GIVEN PROBLEM: Keep only the lines where "protons" appears.

INFORMATION GIVEN:

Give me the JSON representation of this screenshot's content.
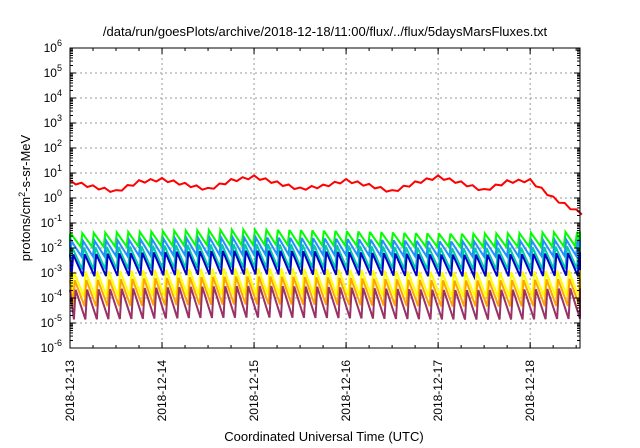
{
  "chart_data": {
    "type": "line",
    "title": "/data/run/goesPlots/archive/2018-12-18/11:00/flux/../flux/5daysMarsFluxes.txt",
    "xlabel": "Coordinated Universal Time (UTC)",
    "ylabel": "protons/cm2-s-sr-MeV",
    "ylabel_base": "protons/cm",
    "ylabel_sup": "2",
    "ylabel_rest": "-s-sr-MeV",
    "yscale": "log",
    "ylim": [
      1e-06,
      1000000.0
    ],
    "y_tick_exponents": [
      -6,
      -5,
      -4,
      -3,
      -2,
      -1,
      0,
      1,
      2,
      3,
      4,
      5,
      6
    ],
    "xlim": [
      "2018-12-13",
      "2018-12-18T13:00"
    ],
    "x_tick_labels": [
      "2018-12-13",
      "2018-12-14",
      "2018-12-15",
      "2018-12-16",
      "2018-12-17",
      "2018-12-18"
    ],
    "grid": true,
    "legend": "none",
    "sawtooth_period_hours": 3,
    "series": [
      {
        "color": "#ff0000",
        "points": [
          [
            "2018-12-13T00:00",
            4.5
          ],
          [
            "2018-12-13T06:00",
            2.8
          ],
          [
            "2018-12-13T12:00",
            1.8
          ],
          [
            "2018-12-13T18:00",
            4.5
          ],
          [
            "2018-12-14T00:00",
            5.5
          ],
          [
            "2018-12-14T06:00",
            3.5
          ],
          [
            "2018-12-14T12:00",
            2.2
          ],
          [
            "2018-12-14T18:00",
            5.0
          ],
          [
            "2018-12-15T00:00",
            7.0
          ],
          [
            "2018-12-15T06:00",
            4.0
          ],
          [
            "2018-12-15T12:00",
            2.3
          ],
          [
            "2018-12-15T18:00",
            3.0
          ],
          [
            "2018-12-16T00:00",
            5.0
          ],
          [
            "2018-12-16T06:00",
            3.2
          ],
          [
            "2018-12-16T12:00",
            1.8
          ],
          [
            "2018-12-16T18:00",
            4.0
          ],
          [
            "2018-12-17T00:00",
            7.0
          ],
          [
            "2018-12-17T06:00",
            4.0
          ],
          [
            "2018-12-17T12:00",
            2.0
          ],
          [
            "2018-12-17T18:00",
            4.5
          ],
          [
            "2018-12-18T00:00",
            5.0
          ],
          [
            "2018-12-18T06:00",
            1.0
          ],
          [
            "2018-12-18T13:00",
            0.25
          ]
        ]
      },
      {
        "color": "#00ff00",
        "min": 0.012,
        "max": 0.045
      },
      {
        "color": "#1e90ff",
        "min": 0.005,
        "max": 0.022
      },
      {
        "color": "#00ccaa",
        "min": 0.0015,
        "max": 0.012
      },
      {
        "color": "#0000cc",
        "min": 0.0008,
        "max": 0.0065
      },
      {
        "color": "#ffff00",
        "min": 0.00012,
        "max": 0.0013
      },
      {
        "color": "#ffa500",
        "min": 5e-05,
        "max": 0.0006
      },
      {
        "color": "#993366",
        "min": 1.5e-05,
        "max": 0.00025
      }
    ]
  }
}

EXERCISE OUTPUT:
    "ylabel": "protons/cm2-s-sr-MeV",
    "ylabel_base": "protons/cm",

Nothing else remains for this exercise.